◆ **INSTRUCTIONS TO FOLLOW**
Transcribe the full listing exactly, and drop every picture.

◆ **DATA PROVIDED**
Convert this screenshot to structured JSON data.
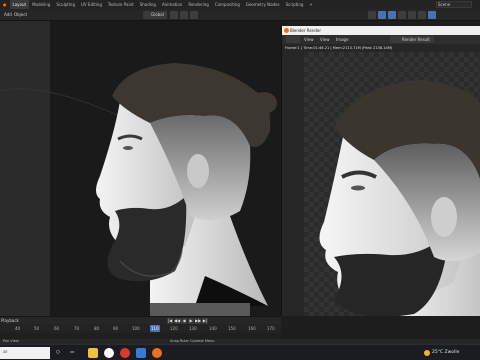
{
  "topbar": {
    "workspaces": [
      "Layout",
      "Modeling",
      "Sculpting",
      "UV Editing",
      "Texture Paint",
      "Shading",
      "Animation",
      "Rendering",
      "Compositing",
      "Geometry Nodes",
      "Scripting"
    ],
    "active_workspace": "Layout",
    "add_tab": "+",
    "scene": "Scene"
  },
  "viewport_header": {
    "menu_add": "Add",
    "menu_object": "Object",
    "orientation": "Global"
  },
  "render_window": {
    "title": "Blender Render",
    "menu": [
      "View",
      "View",
      "Image"
    ],
    "image_name": "Render Result",
    "info": "Frame:1 | Time:01:46.21 | Mem:2113.71M (Peak 2138.14M)"
  },
  "timeline": {
    "label": "Playback",
    "ruler": [
      "40",
      "50",
      "60",
      "70",
      "80",
      "90",
      "100",
      "110",
      "120",
      "130",
      "140",
      "150",
      "160",
      "170"
    ],
    "current_frame": "110",
    "playback_icons": [
      "|◀",
      "◀◀",
      "◀",
      "▶",
      "▶▶",
      "▶|"
    ]
  },
  "status": {
    "left": "Pan View",
    "middle": "Snap Ruler Context Menu"
  },
  "taskbar": {
    "search_placeholder": "Type here to search",
    "search_visible": "ar",
    "weather": "25°C Zwolle",
    "sun_color": "#f5b221"
  },
  "colors": {
    "blender_orange": "#e8731a",
    "active_blue": "#4a72b0"
  }
}
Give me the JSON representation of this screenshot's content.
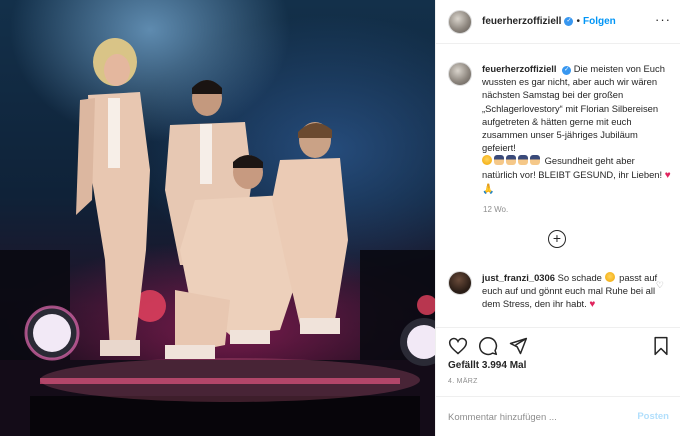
{
  "post": {
    "username": "feuerherzoffiziell",
    "verified_icon": "verified-badge-icon",
    "separator": "•",
    "follow_label": "Folgen",
    "more_icon": "more-options-icon",
    "more_label": "···"
  },
  "caption": {
    "username": "feuerherzoffiziell",
    "text_part1": "Die meisten von Euch wussten es gar nicht, aber auch wir wären nächsten Samstag bei der großen „Schlagerlovestory“ mit Florian Silbereisen aufgetreten & hätten gerne mit euch zusammen unser 5-jähriges Jubiläum gefeiert!",
    "text_part2": "Gesundheit geht aber natürlich vor! BLEIBT GESUND, ihr Lieben!",
    "emojis_1": [
      "sad-face-emoji",
      "police-officer-emoji",
      "police-officer-emoji",
      "police-officer-emoji",
      "police-officer-emoji"
    ],
    "emojis_2": [
      "red-heart-emoji",
      "praying-hands-emoji"
    ],
    "heart_glyph": "♥",
    "pray_glyph": "🙏",
    "time_ago": "12 Wo."
  },
  "load_more_label": "+",
  "comment": {
    "username": "just_franzi_0306",
    "text": "So schade",
    "text_part2": "passt auf euch auf und gönnt euch mal Ruhe bei all dem Stress, den ihr habt.",
    "heart_glyph": "♥",
    "like_glyph": "♡"
  },
  "actions": {
    "like_icon": "heart-icon",
    "comment_icon": "comment-icon",
    "share_icon": "share-icon",
    "save_icon": "bookmark-icon"
  },
  "likes_text": "Gefällt 3.994 Mal",
  "date_text": "4. MÄRZ",
  "add_comment": {
    "placeholder": "Kommentar hinzufügen ...",
    "post_label": "Posten"
  },
  "colors": {
    "accent": "#0095f6",
    "post_disabled": "#b2dffc",
    "heart": "#e0245e",
    "muted": "#8e8e8e"
  }
}
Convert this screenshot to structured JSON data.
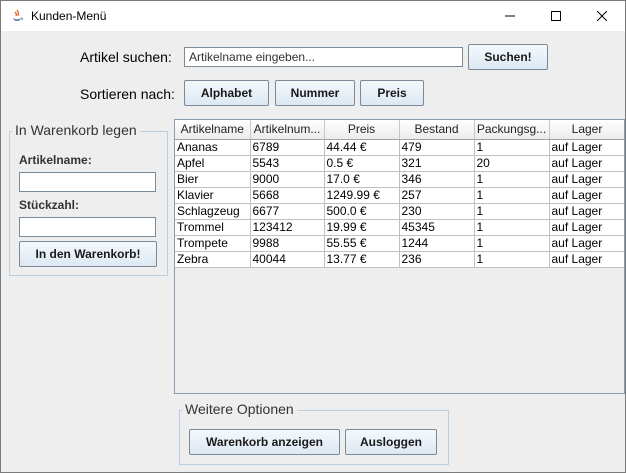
{
  "window": {
    "title": "Kunden-Menü",
    "app_icon": "java-icon",
    "controls": [
      "minimize-icon",
      "maximize-icon",
      "close-icon"
    ]
  },
  "search": {
    "label": "Artikel suchen:",
    "placeholder": "Artikelname eingeben...",
    "button": "Suchen!"
  },
  "sort": {
    "label": "Sortieren nach:",
    "buttons": [
      "Alphabet",
      "Nummer",
      "Preis"
    ]
  },
  "cart_panel": {
    "title": "In Warenkorb legen",
    "name_label": "Artikelname:",
    "name_value": "",
    "qty_label": "Stückzahl:",
    "qty_value": "",
    "button": "In den Warenkorb!"
  },
  "table": {
    "headers": [
      "Artikelname",
      "Artikelnum...",
      "Preis",
      "Bestand",
      "Packungsg...",
      "Lager"
    ],
    "rows": [
      [
        "Ananas",
        "6789",
        "44.44 €",
        "479",
        "1",
        "auf Lager"
      ],
      [
        "Apfel",
        "5543",
        "0.5 €",
        "321",
        "20",
        "auf Lager"
      ],
      [
        "Bier",
        "9000",
        "17.0 €",
        "346",
        "1",
        "auf Lager"
      ],
      [
        "Klavier",
        "5668",
        "1249.99 €",
        "257",
        "1",
        "auf Lager"
      ],
      [
        "Schlagzeug",
        "6677",
        "500.0 €",
        "230",
        "1",
        "auf Lager"
      ],
      [
        "Trommel",
        "123412",
        "19.99 €",
        "45345",
        "1",
        "auf Lager"
      ],
      [
        "Trompete",
        "9988",
        "55.55 €",
        "1244",
        "1",
        "auf Lager"
      ],
      [
        "Zebra",
        "40044",
        "13.77 €",
        "236",
        "1",
        "auf Lager"
      ]
    ]
  },
  "options": {
    "title": "Weitere Optionen",
    "show_cart": "Warenkorb anzeigen",
    "logout": "Ausloggen"
  }
}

◆ **RESPONSE TO THE TASK**
Convert this screenshot to structured JSON data.
{
  "topbar": {
    "workspaces": [
      "Layout",
      "Modeling",
      "Sculpting",
      "UV Editing",
      "Texture Paint",
      "Shading",
      "Animation",
      "Rendering",
      "Compositing",
      "Geometry Nodes",
      "Scripting"
    ],
    "active_workspace": "Layout",
    "add_tab": "+",
    "scene": "Scene"
  },
  "viewport_header": {
    "menu_add": "Add",
    "menu_object": "Object",
    "orientation": "Global"
  },
  "render_window": {
    "title": "Blender Render",
    "menu": [
      "View",
      "View",
      "Image"
    ],
    "image_name": "Render Result",
    "info": "Frame:1 | Time:01:46.21 | Mem:2113.71M (Peak 2138.14M)"
  },
  "timeline": {
    "label": "Playback",
    "ruler": [
      "40",
      "50",
      "60",
      "70",
      "80",
      "90",
      "100",
      "110",
      "120",
      "130",
      "140",
      "150",
      "160",
      "170"
    ],
    "current_frame": "110",
    "playback_icons": [
      "|◀",
      "◀◀",
      "◀",
      "▶",
      "▶▶",
      "▶|"
    ]
  },
  "status": {
    "left": "Pan View",
    "middle": "Snap Ruler Context Menu"
  },
  "taskbar": {
    "search_placeholder": "Type here to search",
    "search_visible": "ar",
    "weather": "25°C Zwolle",
    "sun_color": "#f5b221"
  },
  "colors": {
    "blender_orange": "#e8731a",
    "active_blue": "#4a72b0"
  }
}
Give me the JSON representation of this screenshot's content.
{
  "post": {
    "username": "feuerherzoffiziell",
    "verified_icon": "verified-badge-icon",
    "separator": "•",
    "follow_label": "Folgen",
    "more_icon": "more-options-icon",
    "more_label": "···"
  },
  "caption": {
    "username": "feuerherzoffiziell",
    "text_part1": "Die meisten von Euch wussten es gar nicht, aber auch wir wären nächsten Samstag bei der großen „Schlagerlovestory“ mit Florian Silbereisen aufgetreten & hätten gerne mit euch zusammen unser 5-jähriges Jubiläum gefeiert!",
    "text_part2": "Gesundheit geht aber natürlich vor! BLEIBT GESUND, ihr Lieben!",
    "emojis_1": [
      "sad-face-emoji",
      "police-officer-emoji",
      "police-officer-emoji",
      "police-officer-emoji",
      "police-officer-emoji"
    ],
    "emojis_2": [
      "red-heart-emoji",
      "praying-hands-emoji"
    ],
    "heart_glyph": "♥",
    "pray_glyph": "🙏",
    "time_ago": "12 Wo."
  },
  "load_more_label": "+",
  "comment": {
    "username": "just_franzi_0306",
    "text": "So schade",
    "text_part2": "passt auf euch auf und gönnt euch mal Ruhe bei all dem Stress, den ihr habt.",
    "heart_glyph": "♥",
    "like_glyph": "♡"
  },
  "actions": {
    "like_icon": "heart-icon",
    "comment_icon": "comment-icon",
    "share_icon": "share-icon",
    "save_icon": "bookmark-icon"
  },
  "likes_text": "Gefällt 3.994 Mal",
  "date_text": "4. MÄRZ",
  "add_comment": {
    "placeholder": "Kommentar hinzufügen ...",
    "post_label": "Posten"
  },
  "colors": {
    "accent": "#0095f6",
    "post_disabled": "#b2dffc",
    "heart": "#e0245e",
    "muted": "#8e8e8e"
  }
}
Convert this screenshot to structured JSON data.
{
  "window": {
    "title": "Kunden-Menü",
    "app_icon": "java-icon",
    "controls": [
      "minimize-icon",
      "maximize-icon",
      "close-icon"
    ]
  },
  "search": {
    "label": "Artikel suchen:",
    "placeholder": "Artikelname eingeben...",
    "button": "Suchen!"
  },
  "sort": {
    "label": "Sortieren nach:",
    "buttons": [
      "Alphabet",
      "Nummer",
      "Preis"
    ]
  },
  "cart_panel": {
    "title": "In Warenkorb legen",
    "name_label": "Artikelname:",
    "name_value": "",
    "qty_label": "Stückzahl:",
    "qty_value": "",
    "button": "In den Warenkorb!"
  },
  "table": {
    "headers": [
      "Artikelname",
      "Artikelnum...",
      "Preis",
      "Bestand",
      "Packungsg...",
      "Lager"
    ],
    "rows": [
      [
        "Ananas",
        "6789",
        "44.44 €",
        "479",
        "1",
        "auf Lager"
      ],
      [
        "Apfel",
        "5543",
        "0.5 €",
        "321",
        "20",
        "auf Lager"
      ],
      [
        "Bier",
        "9000",
        "17.0 €",
        "346",
        "1",
        "auf Lager"
      ],
      [
        "Klavier",
        "5668",
        "1249.99 €",
        "257",
        "1",
        "auf Lager"
      ],
      [
        "Schlagzeug",
        "6677",
        "500.0 €",
        "230",
        "1",
        "auf Lager"
      ],
      [
        "Trommel",
        "123412",
        "19.99 €",
        "45345",
        "1",
        "auf Lager"
      ],
      [
        "Trompete",
        "9988",
        "55.55 €",
        "1244",
        "1",
        "auf Lager"
      ],
      [
        "Zebra",
        "40044",
        "13.77 €",
        "236",
        "1",
        "auf Lager"
      ]
    ]
  },
  "options": {
    "title": "Weitere Optionen",
    "show_cart": "Warenkorb anzeigen",
    "logout": "Ausloggen"
  }
}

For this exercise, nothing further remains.